** EXERCISE INSTRUCTIONS **
The answer is one number: how many lines in the data below hold "parpadeando".

Data entries
* BEGIN *
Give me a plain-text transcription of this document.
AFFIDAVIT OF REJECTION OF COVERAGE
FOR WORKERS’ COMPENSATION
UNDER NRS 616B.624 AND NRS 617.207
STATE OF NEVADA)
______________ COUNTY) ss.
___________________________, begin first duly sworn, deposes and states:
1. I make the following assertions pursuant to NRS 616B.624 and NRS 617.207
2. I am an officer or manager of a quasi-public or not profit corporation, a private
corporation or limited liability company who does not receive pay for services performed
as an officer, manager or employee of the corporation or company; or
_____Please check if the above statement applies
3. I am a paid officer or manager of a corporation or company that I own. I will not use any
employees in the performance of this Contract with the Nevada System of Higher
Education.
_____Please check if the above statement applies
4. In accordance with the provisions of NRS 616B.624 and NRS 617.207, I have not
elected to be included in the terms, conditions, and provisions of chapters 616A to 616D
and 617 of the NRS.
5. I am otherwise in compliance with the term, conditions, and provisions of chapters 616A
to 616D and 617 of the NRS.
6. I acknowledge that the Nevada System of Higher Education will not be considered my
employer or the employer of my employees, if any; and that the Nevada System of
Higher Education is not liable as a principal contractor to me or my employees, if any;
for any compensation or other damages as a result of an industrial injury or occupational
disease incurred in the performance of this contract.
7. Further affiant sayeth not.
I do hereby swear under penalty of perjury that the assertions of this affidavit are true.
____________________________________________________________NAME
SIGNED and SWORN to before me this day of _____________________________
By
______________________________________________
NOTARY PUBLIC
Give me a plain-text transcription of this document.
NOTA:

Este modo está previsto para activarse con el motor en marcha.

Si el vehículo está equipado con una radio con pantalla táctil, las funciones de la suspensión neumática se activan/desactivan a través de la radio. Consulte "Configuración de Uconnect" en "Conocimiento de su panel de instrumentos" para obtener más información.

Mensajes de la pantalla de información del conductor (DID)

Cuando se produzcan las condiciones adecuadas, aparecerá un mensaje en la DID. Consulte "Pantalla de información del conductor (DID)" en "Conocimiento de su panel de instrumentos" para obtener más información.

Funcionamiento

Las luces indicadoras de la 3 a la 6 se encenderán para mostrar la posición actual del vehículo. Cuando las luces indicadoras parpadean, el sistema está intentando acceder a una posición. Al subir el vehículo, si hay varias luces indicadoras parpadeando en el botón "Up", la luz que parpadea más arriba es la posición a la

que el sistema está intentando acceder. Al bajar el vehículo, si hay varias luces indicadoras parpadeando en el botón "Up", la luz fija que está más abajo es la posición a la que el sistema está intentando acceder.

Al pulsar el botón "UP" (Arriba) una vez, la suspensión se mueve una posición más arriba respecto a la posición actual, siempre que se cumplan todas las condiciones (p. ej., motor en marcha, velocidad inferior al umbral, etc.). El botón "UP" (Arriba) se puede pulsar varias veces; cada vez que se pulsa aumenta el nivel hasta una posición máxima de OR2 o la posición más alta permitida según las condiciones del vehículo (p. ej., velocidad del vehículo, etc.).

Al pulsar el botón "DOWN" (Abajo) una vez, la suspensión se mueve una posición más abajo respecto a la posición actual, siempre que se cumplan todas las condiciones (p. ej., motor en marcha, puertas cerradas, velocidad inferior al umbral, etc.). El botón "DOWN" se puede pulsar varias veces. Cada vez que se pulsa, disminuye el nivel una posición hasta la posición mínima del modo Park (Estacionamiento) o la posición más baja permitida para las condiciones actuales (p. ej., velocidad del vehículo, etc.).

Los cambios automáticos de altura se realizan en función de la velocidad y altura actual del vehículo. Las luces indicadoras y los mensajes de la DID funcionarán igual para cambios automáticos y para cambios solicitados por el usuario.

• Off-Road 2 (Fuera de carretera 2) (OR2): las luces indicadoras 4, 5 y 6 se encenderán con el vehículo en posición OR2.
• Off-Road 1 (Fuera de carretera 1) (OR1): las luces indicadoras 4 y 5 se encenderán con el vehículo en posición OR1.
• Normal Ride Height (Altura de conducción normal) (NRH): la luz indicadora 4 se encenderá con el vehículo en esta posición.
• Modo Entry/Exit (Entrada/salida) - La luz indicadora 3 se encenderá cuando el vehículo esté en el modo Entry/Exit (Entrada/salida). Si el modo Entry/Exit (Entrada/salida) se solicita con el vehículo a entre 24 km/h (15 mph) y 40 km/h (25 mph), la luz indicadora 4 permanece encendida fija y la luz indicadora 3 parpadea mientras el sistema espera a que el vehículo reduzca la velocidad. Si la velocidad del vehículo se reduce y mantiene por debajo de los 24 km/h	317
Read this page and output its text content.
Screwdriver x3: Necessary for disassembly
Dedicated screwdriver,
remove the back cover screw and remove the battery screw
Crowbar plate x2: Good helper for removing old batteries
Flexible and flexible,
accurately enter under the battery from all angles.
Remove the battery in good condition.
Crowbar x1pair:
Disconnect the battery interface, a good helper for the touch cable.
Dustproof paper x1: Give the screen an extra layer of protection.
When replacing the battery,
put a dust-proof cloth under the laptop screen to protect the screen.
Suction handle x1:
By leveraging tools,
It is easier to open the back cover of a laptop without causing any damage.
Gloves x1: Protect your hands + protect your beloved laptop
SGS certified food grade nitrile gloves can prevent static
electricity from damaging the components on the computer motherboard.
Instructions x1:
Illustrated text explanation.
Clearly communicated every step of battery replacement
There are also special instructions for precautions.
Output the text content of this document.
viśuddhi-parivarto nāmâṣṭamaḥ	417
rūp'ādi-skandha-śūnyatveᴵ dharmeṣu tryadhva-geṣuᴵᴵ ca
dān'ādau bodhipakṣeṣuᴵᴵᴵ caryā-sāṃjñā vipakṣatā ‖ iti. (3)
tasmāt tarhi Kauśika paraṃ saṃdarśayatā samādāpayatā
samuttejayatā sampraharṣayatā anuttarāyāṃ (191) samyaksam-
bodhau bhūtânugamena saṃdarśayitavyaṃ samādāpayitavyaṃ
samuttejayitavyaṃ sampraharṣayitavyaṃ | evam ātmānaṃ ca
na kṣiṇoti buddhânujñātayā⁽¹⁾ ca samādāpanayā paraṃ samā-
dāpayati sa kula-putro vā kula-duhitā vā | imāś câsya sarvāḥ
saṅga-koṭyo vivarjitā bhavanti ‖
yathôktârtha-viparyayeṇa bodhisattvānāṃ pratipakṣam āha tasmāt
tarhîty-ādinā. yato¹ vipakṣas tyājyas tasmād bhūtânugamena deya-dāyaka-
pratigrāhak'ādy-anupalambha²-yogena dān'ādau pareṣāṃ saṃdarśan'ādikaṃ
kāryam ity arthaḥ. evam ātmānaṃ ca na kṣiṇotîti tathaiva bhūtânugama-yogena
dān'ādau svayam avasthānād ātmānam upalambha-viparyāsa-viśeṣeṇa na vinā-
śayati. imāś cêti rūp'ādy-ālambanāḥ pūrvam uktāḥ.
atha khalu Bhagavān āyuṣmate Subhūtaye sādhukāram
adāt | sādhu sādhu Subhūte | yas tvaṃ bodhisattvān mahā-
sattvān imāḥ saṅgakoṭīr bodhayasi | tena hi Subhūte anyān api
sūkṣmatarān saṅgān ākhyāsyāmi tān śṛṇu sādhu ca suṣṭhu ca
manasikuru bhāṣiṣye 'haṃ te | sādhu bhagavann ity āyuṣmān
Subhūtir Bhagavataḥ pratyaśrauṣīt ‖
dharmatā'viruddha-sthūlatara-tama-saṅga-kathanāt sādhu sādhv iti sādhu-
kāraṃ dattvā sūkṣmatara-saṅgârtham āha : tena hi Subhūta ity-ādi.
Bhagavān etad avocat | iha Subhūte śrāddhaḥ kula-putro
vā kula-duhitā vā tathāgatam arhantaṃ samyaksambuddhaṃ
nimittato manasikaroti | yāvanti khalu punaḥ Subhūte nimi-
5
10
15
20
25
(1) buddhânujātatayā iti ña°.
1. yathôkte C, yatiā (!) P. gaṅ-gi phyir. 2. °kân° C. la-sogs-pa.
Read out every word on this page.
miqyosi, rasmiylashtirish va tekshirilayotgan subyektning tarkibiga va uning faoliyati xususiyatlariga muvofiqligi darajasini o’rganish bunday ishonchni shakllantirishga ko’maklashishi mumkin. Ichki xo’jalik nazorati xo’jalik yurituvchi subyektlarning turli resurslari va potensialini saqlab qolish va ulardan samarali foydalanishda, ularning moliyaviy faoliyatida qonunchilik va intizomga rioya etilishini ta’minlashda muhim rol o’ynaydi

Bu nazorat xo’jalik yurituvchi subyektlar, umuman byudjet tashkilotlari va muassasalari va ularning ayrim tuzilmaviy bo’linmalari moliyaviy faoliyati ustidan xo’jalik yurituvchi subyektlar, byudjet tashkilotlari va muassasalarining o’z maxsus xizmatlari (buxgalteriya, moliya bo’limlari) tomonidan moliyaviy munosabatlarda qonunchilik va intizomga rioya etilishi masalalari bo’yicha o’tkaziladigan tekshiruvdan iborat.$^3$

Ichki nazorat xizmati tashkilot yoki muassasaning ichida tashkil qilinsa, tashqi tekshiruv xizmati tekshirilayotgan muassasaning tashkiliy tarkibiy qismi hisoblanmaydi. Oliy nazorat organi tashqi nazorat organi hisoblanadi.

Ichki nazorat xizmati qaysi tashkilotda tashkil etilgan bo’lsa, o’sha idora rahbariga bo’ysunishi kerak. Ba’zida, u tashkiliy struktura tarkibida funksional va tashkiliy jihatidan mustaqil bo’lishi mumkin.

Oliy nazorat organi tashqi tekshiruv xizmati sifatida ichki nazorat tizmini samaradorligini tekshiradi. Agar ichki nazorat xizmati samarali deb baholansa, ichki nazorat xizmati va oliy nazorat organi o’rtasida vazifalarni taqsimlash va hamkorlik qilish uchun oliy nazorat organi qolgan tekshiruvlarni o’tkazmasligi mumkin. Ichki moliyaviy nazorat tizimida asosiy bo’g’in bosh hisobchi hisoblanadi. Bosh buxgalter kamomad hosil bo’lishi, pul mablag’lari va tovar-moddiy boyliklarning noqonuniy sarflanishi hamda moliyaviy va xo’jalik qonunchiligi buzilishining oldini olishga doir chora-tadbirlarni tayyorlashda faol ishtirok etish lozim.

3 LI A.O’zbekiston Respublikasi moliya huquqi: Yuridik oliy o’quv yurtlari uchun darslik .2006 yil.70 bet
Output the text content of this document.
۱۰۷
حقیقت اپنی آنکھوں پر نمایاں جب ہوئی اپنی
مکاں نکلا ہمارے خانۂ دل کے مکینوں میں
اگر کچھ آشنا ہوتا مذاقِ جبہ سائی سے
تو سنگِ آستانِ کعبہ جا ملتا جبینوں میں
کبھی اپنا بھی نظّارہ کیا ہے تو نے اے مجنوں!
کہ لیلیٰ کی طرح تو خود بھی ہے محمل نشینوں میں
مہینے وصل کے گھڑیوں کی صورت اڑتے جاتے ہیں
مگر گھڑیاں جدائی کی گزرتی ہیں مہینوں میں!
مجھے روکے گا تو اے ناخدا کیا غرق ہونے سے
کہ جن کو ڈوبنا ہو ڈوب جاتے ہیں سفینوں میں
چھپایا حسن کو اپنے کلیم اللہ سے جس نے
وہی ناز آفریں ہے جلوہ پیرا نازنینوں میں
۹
* END *
** RESULT FOR THIS TASK **
2